### Given instruction:
Copy all lines that contain the word "Chicken".

### Supplied information:
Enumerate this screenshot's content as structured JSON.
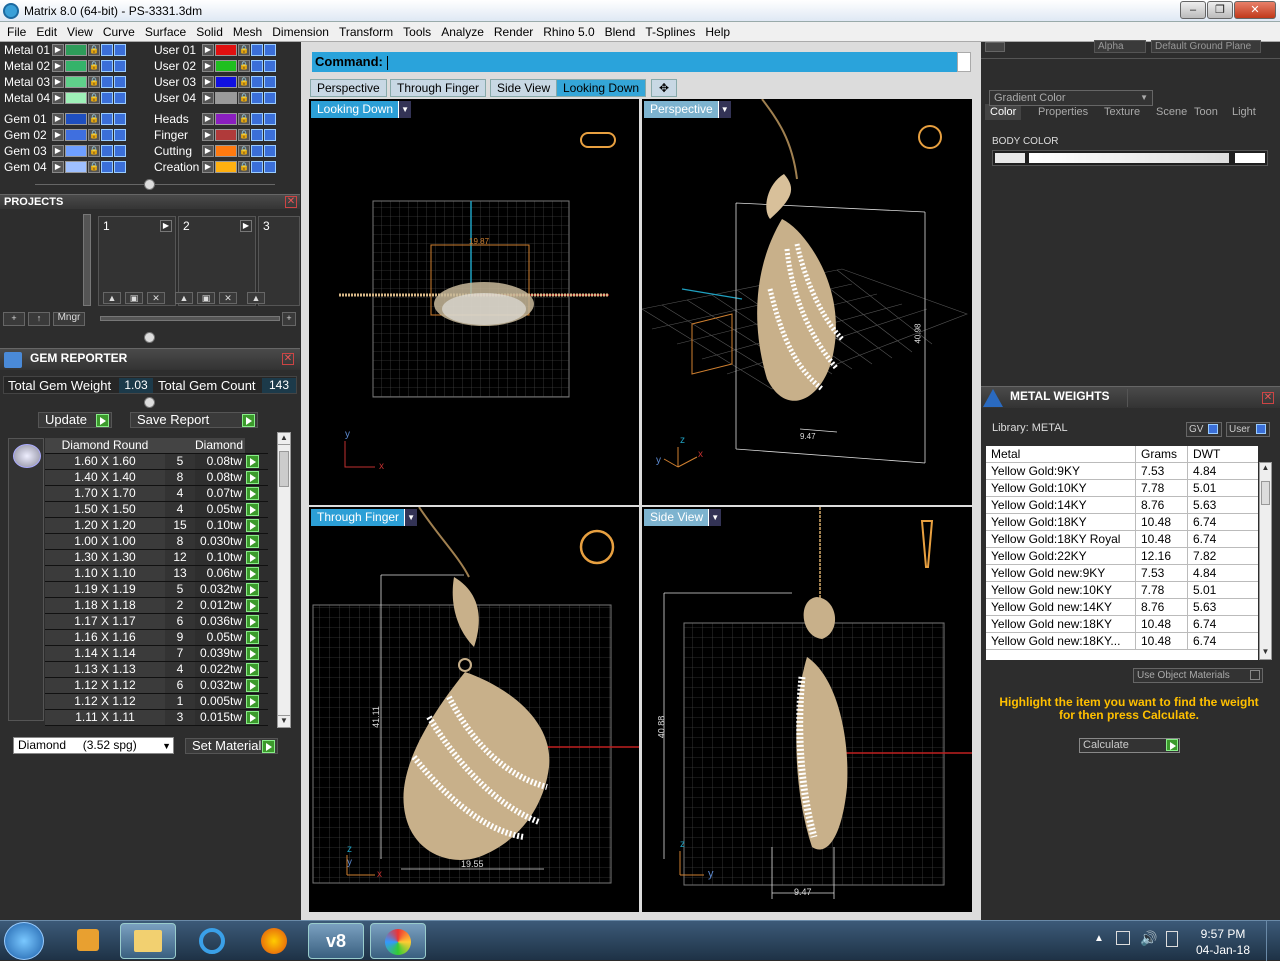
{
  "window": {
    "title": "Matrix 8.0 (64-bit) - PS-3331.3dm"
  },
  "menu": [
    "File",
    "Edit",
    "View",
    "Curve",
    "Surface",
    "Solid",
    "Mesh",
    "Dimension",
    "Transform",
    "Tools",
    "Analyze",
    "Render",
    "Rhino 5.0",
    "Blend",
    "T-Splines",
    "Help"
  ],
  "layers_left": [
    {
      "name": "Metal 01",
      "color": "#2e9c5a"
    },
    {
      "name": "Metal 02",
      "color": "#35b36a"
    },
    {
      "name": "Metal 03",
      "color": "#5fd08a"
    },
    {
      "name": "Metal 04",
      "color": "#9ef0b8"
    },
    {
      "name": "Gem 01",
      "color": "#1f4fbf"
    },
    {
      "name": "Gem 02",
      "color": "#3f6fdf"
    },
    {
      "name": "Gem 03",
      "color": "#6f9fff"
    },
    {
      "name": "Gem 04",
      "color": "#9fc0ff"
    }
  ],
  "layers_right": [
    {
      "name": "User 01",
      "color": "#e01010"
    },
    {
      "name": "User 02",
      "color": "#1fbf1f"
    },
    {
      "name": "User 03",
      "color": "#1010e0"
    },
    {
      "name": "User 04",
      "color": "#9a9a9a"
    },
    {
      "name": "Heads",
      "color": "#8a1fbf"
    },
    {
      "name": "Finger",
      "color": "#b03a3a"
    },
    {
      "name": "Cutting",
      "color": "#ff7a10"
    },
    {
      "name": "Creation",
      "color": "#ffb010"
    }
  ],
  "projects": {
    "title": "PROJECTS",
    "slots": [
      "1",
      "2",
      "3"
    ],
    "mngr": "Mngr"
  },
  "gem_reporter": {
    "title": "GEM REPORTER",
    "weight_label": "Total Gem Weight",
    "weight": "1.03",
    "count_label": "Total Gem Count",
    "count": "143",
    "update": "Update",
    "save": "Save Report",
    "col1": "Diamond Round",
    "col2": "Diamond",
    "rows": [
      [
        "1.60 X 1.60",
        "5",
        "0.08tw"
      ],
      [
        "1.40 X 1.40",
        "8",
        "0.08tw"
      ],
      [
        "1.70 X 1.70",
        "4",
        "0.07tw"
      ],
      [
        "1.50 X 1.50",
        "4",
        "0.05tw"
      ],
      [
        "1.20 X 1.20",
        "15",
        "0.10tw"
      ],
      [
        "1.00 X 1.00",
        "8",
        "0.030tw"
      ],
      [
        "1.30 X 1.30",
        "12",
        "0.10tw"
      ],
      [
        "1.10 X 1.10",
        "13",
        "0.06tw"
      ],
      [
        "1.19 X 1.19",
        "5",
        "0.032tw"
      ],
      [
        "1.18 X 1.18",
        "2",
        "0.012tw"
      ],
      [
        "1.17 X 1.17",
        "6",
        "0.036tw"
      ],
      [
        "1.16 X 1.16",
        "9",
        "0.05tw"
      ],
      [
        "1.14 X 1.14",
        "7",
        "0.039tw"
      ],
      [
        "1.13 X 1.13",
        "4",
        "0.022tw"
      ],
      [
        "1.12 X 1.12",
        "6",
        "0.032tw"
      ],
      [
        "1.12 X 1.12",
        "1",
        "0.005tw"
      ],
      [
        "1.11 X 1.11",
        "3",
        "0.015tw"
      ]
    ],
    "material": "Diamond     (3.52 spg)",
    "set_material": "Set Material"
  },
  "command": {
    "label": "Command:"
  },
  "view_tabs": [
    "Perspective",
    "Through Finger",
    "Side View",
    "Looking Down"
  ],
  "viewports": {
    "top_left": "Looking Down",
    "top_right": "Perspective",
    "bottom_left": "Through Finger",
    "bottom_right": "Side View"
  },
  "dims": {
    "tl": "19.87",
    "tr_h": "40.98",
    "tr_w": "9.47",
    "bl_h": "41.11",
    "bl_w": "19.55",
    "br_h": "40.88",
    "br_w": "9.47"
  },
  "right_panel": {
    "top_fields": [
      "Alpha",
      "Default Ground Plane"
    ],
    "tabs": [
      "Color",
      "Properties",
      "Texture",
      "Scene",
      "Toon",
      "Light"
    ],
    "gradient": "Gradient Color",
    "body_color": "BODY COLOR"
  },
  "metal_weights": {
    "title": "METAL WEIGHTS",
    "library": "Library: METAL",
    "gv": "GV",
    "user": "User",
    "cols": [
      "Metal",
      "Grams",
      "DWT"
    ],
    "rows": [
      [
        "Yellow Gold:9KY",
        "7.53",
        "4.84"
      ],
      [
        "Yellow Gold:10KY",
        "7.78",
        "5.01"
      ],
      [
        "Yellow Gold:14KY",
        "8.76",
        "5.63"
      ],
      [
        "Yellow Gold:18KY",
        "10.48",
        "6.74"
      ],
      [
        "Yellow Gold:18KY Royal",
        "10.48",
        "6.74"
      ],
      [
        "Yellow Gold:22KY",
        "12.16",
        "7.82"
      ],
      [
        "Yellow Gold new:9KY",
        "7.53",
        "4.84"
      ],
      [
        "Yellow Gold new:10KY",
        "7.78",
        "5.01"
      ],
      [
        "Yellow Gold new:14KY",
        "8.76",
        "5.63"
      ],
      [
        "Yellow Gold new:18KY",
        "10.48",
        "6.74"
      ],
      [
        "Yellow Gold new:18KY...",
        "10.48",
        "6.74"
      ]
    ],
    "use_obj": "Use Object Materials",
    "hint": "Highlight the item you want to find the weight for then press Calculate.",
    "calculate": "Calculate"
  },
  "taskbar": {
    "time": "9:57 PM",
    "date": "04-Jan-18"
  }
}
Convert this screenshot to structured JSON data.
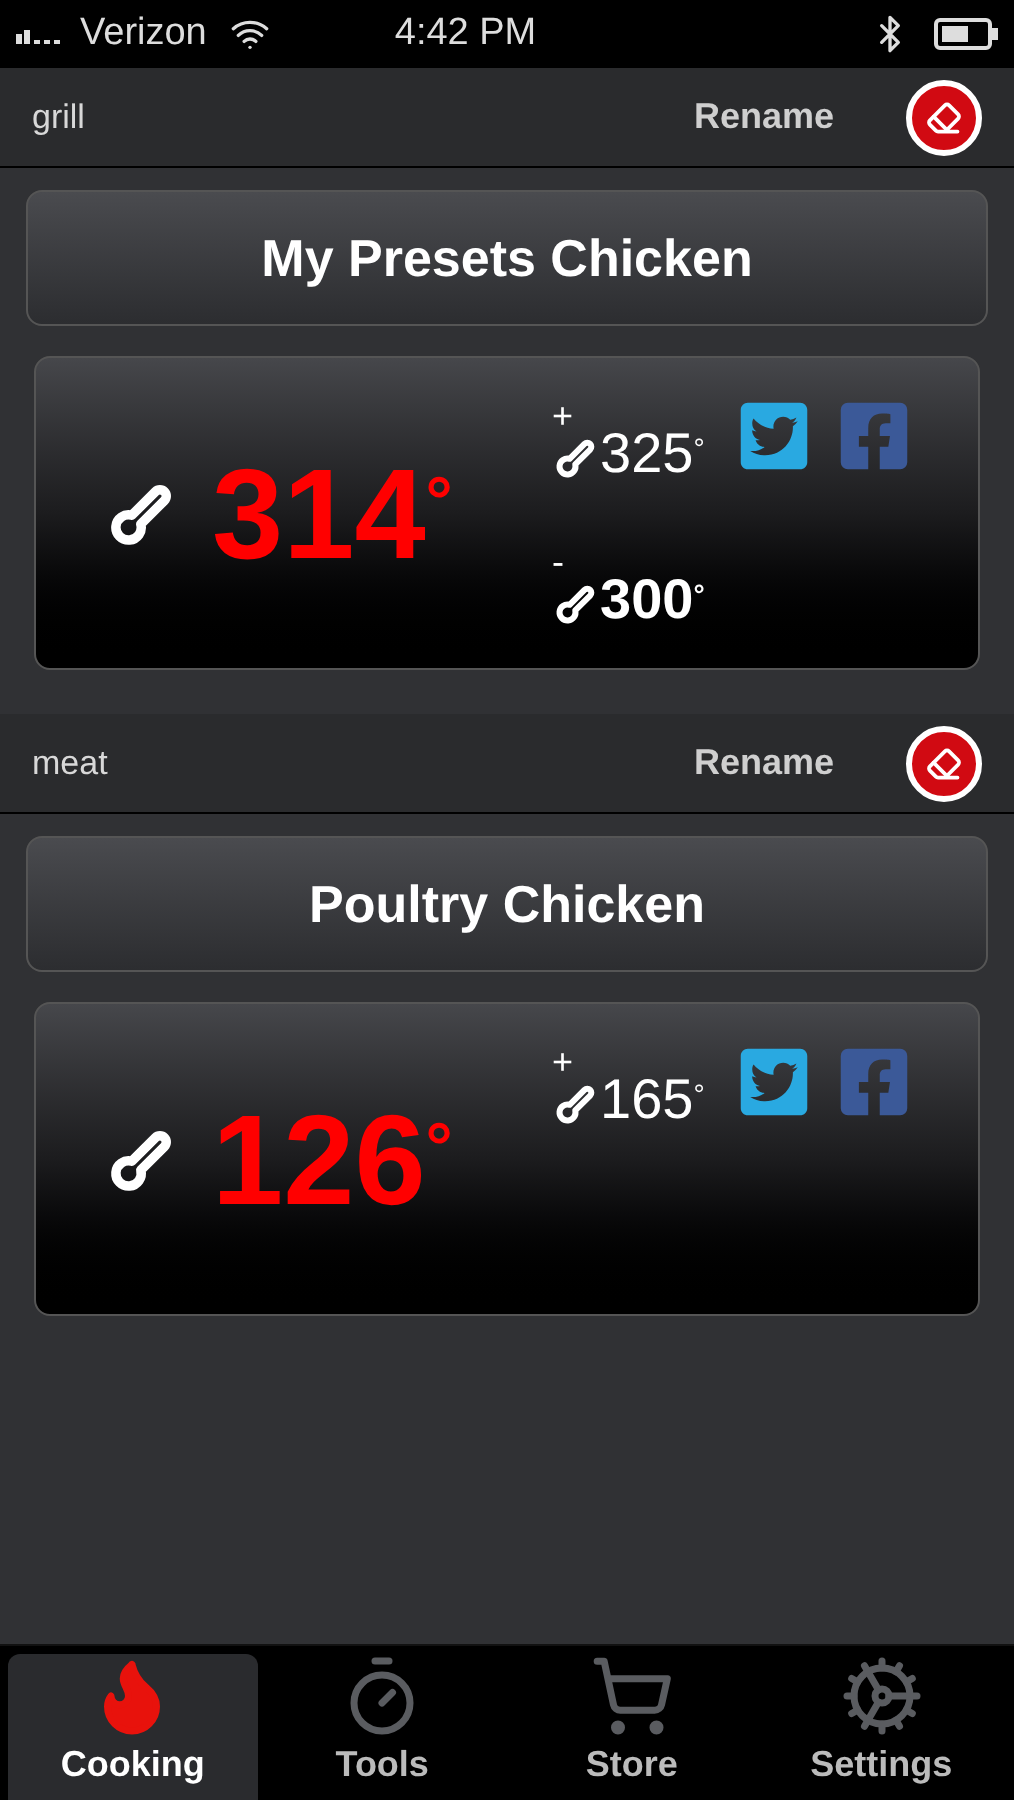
{
  "status_bar": {
    "carrier": "Verizon",
    "time": "4:42 PM"
  },
  "probes": [
    {
      "name": "grill",
      "rename": "Rename",
      "preset": "My Presets Chicken",
      "temperature": "314$^{°}$",
      "targets": [
        {
          "kind": "high",
          "sign": "+",
          "value": "325$^{°}$"
        },
        {
          "kind": "low",
          "sign": "-",
          "value": "300$^{°}$"
        }
      ]
    },
    {
      "name": "meat",
      "rename": "Rename",
      "preset": "Poultry Chicken",
      "temperature": "126$^{°}$",
      "targets": [
        {
          "kind": "high",
          "sign": "+",
          "value": "165$^{°}$"
        }
      ]
    }
  ],
  "tabs": [
    {
      "label": "Cooking",
      "kind": "cooking",
      "selected": true
    },
    {
      "label": "Tools",
      "kind": "tools",
      "selected": false
    },
    {
      "label": "Store",
      "kind": "store",
      "selected": false
    },
    {
      "label": "Settings",
      "kind": "settings",
      "selected": false
    }
  ]
}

### Output of the task:
      "preset": "My Presets Chicken",
      "preset": "Poultry Chicken",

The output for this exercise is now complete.